### Exercise objective
Write out the whole listing again, exactly as given.

▬▬▬▬▬▬

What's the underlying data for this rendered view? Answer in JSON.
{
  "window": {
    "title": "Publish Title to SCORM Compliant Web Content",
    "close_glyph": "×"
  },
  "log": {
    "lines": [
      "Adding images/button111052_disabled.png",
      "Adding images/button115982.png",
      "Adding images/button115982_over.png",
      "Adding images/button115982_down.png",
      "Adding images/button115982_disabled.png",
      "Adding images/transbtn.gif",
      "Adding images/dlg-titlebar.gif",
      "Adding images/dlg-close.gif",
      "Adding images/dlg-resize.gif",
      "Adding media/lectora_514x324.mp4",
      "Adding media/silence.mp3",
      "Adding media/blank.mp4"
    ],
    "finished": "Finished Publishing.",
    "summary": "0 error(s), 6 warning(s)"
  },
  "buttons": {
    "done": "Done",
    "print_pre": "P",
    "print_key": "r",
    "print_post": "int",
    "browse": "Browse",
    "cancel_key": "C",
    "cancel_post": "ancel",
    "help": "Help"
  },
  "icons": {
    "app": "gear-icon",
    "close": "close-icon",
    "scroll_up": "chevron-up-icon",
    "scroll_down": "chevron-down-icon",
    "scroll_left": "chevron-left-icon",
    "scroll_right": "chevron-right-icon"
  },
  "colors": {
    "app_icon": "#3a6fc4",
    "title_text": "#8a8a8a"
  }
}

▬▬▬▬▬▬

### Output for this task
What's the underlying data for this rendered view? Answer in JSON.
{
  "window": {
    "title": "Publish Title to SCORM Compliant Web Content",
    "close_glyph": "×"
  },
  "log": {
    "lines": [
      "Adding images/button111052_disabled.png",
      "Adding images/button115982.png",
      "Adding images/button115982_over.png",
      "Adding images/button115982_down.png",
      "Adding images/button115982_disabled.png",
      "Adding images/transbtn.gif",
      "Adding images/dlg-titlebar.gif",
      "Adding images/dlg-close.gif",
      "Adding images/dlg-resize.gif",
      "Adding media/lectora_514x324.mp4",
      "Adding media/silence.mp3",
      "Adding media/blank.mp4"
    ],
    "finished": "Finished Publishing.",
    "summary": "0 error(s), 6 warning(s)"
  },
  "buttons": {
    "done": "Done",
    "print_pre": "P",
    "print_key": "r",
    "print_post": "int",
    "browse": "Browse",
    "cancel_key": "C",
    "cancel_post": "ancel",
    "help": "Help"
  },
  "icons": {
    "app": "gear-icon",
    "close": "close-icon",
    "scroll_up": "chevron-up-icon",
    "scroll_down": "chevron-down-icon",
    "scroll_left": "chevron-left-icon",
    "scroll_right": "chevron-right-icon"
  },
  "colors": {
    "app_icon": "#3a6fc4",
    "title_text": "#8a8a8a"
  }
}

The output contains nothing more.